Document section START

Sample Compatibility & Compliance
The FH1093B interfaces directly with standard NIM-compatible radiation detectors—including gas-filled proportional counters, scintillation photomultiplier assemblies (e.g., NaI(Tl), plastic scintillators), and silicon surface-barrier alpha spectrometers. Its positive-polarity input requirement aligns with common preamplifier output conventions in nuclear electronics. The module complies with IEC 60565 (Nuclear instrumentation — Pulse height analyzers and scalers) and supports traceable calibration workflows per ISO/IEC 17025 requirements when used within accredited laboratory environments. While not certified for safety-critical reactor protection systems, it meets electromagnetic compatibility (EMC) expectations outlined in IEC 61000-6-2/6-3 for industrial environments and operates reliably under GLP-aligned QA documentation practices.
Software & Data Management
As a hardware-only NIM scalar, the FH1093B does not include embedded firmware or USB/Ethernet connectivity. Data acquisition is performed externally via TTL-level gate and readout strobe signals, compatible with industry-standard CAMAC, VME, or modern PCIe-based digitizer systems (e.g., CAEN DT57xx series). When integrated into automated test benches, it supports timestamp-synchronized logging via external clock distribution and programmable gate triggers. Audit trails and raw count records are maintained at the host system level, enabling compliance with FDA 21 CFR Part 11 when paired with validated acquisition software (e.g., WinDAQ, ROOT-based frameworks, or LabVIEW VI suites with electronic signature modules). All front-panel displays and controls are manually operated—eliminating firmware-related validation overhead in regulated settings.

Document section END

## Exercise instructions
- 1) According to the FH1093B module description above, which IEC standard for pulse height analyzers and scalers does the module comply with?
- 2) Continue the FH1093B module description from the point where it ends.

Data records START

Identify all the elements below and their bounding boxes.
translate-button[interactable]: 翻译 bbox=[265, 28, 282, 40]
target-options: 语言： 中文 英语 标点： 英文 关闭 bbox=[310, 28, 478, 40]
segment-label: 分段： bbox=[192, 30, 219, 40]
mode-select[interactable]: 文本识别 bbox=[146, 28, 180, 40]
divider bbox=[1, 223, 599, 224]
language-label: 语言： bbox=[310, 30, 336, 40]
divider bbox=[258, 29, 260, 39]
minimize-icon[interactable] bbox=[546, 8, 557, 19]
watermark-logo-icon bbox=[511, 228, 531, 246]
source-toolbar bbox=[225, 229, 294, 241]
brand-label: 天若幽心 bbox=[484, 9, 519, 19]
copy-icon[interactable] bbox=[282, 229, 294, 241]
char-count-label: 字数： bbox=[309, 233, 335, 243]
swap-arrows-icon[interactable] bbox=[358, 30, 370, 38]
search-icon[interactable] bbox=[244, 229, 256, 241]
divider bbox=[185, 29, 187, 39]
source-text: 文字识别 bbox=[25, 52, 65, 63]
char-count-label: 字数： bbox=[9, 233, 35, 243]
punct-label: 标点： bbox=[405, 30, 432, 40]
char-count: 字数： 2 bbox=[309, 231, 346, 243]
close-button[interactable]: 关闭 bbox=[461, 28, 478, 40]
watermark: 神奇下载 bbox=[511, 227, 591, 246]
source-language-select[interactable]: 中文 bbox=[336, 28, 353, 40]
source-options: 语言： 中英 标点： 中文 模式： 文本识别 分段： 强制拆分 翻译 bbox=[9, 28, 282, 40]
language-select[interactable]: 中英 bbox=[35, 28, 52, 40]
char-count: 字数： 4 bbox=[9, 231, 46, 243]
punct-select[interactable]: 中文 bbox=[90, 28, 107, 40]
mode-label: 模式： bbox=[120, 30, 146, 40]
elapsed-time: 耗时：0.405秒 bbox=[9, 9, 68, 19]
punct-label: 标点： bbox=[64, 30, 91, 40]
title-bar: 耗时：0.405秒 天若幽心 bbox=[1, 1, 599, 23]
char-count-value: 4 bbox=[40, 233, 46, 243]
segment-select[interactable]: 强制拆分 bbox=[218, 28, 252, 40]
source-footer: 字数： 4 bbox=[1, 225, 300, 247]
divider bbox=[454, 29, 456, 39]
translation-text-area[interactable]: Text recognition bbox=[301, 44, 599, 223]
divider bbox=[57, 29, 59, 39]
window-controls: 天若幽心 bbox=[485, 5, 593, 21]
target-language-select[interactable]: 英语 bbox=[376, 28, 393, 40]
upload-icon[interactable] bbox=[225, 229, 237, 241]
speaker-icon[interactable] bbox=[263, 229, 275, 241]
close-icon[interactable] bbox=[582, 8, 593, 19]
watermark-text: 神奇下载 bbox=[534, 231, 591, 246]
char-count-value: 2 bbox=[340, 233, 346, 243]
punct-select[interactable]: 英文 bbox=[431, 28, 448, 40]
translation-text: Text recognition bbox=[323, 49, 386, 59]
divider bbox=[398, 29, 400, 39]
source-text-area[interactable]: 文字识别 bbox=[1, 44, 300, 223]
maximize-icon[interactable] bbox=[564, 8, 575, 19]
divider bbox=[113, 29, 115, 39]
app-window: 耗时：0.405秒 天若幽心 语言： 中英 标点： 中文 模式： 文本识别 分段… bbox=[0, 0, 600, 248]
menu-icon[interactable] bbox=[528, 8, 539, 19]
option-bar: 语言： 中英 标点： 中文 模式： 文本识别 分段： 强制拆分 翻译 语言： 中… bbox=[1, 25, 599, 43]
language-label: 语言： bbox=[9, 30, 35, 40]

Data records END

## Results by task
- 1) IEC 60565.

- 2)
Applications
- Radiometric calibration of alpha/beta/gamma sources against national standards (e.g., NIST SRMs) using multi-channel coincidence counting.
- Background subtraction in low-level environmental radioactivity assays (e.g., air particulate filters, water concentrates).
- Half-life determination experiments requiring precise, long-duration gated counting with thermal drift compensation.
- Quality assurance testing of radiation detector linearity, plateau response, and energy resolution stability.
- Education and training platforms for nuclear physics laboratories—demonstrating pulse discrimination, dead-time correction, and statistical uncertainty propagation.
FAQ
Is the FH1093B compatible with modern PC-based data acquisition systems?
Yes—via standard TTL gate/readout strobes and NIM-compatible timing signals; requires external digitizer or CAMAC/VME crate controller.
Does it support remote configuration or Ethernet communication?
No—this is a fixed-function analog-digital hybrid module with no microprocessor, firmware, or network interface.
What is the recommended calibration interval for traceable measurements?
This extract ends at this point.